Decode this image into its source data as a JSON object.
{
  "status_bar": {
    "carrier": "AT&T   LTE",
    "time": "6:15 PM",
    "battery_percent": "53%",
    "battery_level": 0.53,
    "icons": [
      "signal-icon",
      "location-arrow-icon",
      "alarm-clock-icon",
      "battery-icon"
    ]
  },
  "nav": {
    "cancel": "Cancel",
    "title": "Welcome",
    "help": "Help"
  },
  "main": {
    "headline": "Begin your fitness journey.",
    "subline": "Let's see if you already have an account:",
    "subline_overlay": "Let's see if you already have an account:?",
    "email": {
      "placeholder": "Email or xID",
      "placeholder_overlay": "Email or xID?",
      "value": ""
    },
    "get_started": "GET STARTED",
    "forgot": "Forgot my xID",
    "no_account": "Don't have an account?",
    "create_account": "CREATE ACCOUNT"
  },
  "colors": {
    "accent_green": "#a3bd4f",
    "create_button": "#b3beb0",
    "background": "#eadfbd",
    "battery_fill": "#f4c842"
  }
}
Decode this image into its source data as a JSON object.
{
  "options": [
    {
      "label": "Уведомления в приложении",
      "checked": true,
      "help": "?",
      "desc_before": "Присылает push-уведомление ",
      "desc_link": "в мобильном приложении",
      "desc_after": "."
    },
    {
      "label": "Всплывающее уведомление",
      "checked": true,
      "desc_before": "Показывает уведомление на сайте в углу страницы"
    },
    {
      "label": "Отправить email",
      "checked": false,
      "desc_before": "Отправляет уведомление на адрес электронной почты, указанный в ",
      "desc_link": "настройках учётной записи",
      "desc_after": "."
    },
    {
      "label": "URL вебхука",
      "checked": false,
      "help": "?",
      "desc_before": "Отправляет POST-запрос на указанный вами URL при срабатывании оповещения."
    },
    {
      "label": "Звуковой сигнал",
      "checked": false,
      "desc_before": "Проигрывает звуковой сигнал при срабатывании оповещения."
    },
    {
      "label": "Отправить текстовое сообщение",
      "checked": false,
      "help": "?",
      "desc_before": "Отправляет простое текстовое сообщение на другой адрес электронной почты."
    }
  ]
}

****************

EXERCISE
Count the lines of the material that include the word "сигнал", then report only the total.

COMPLETE ANSWER
2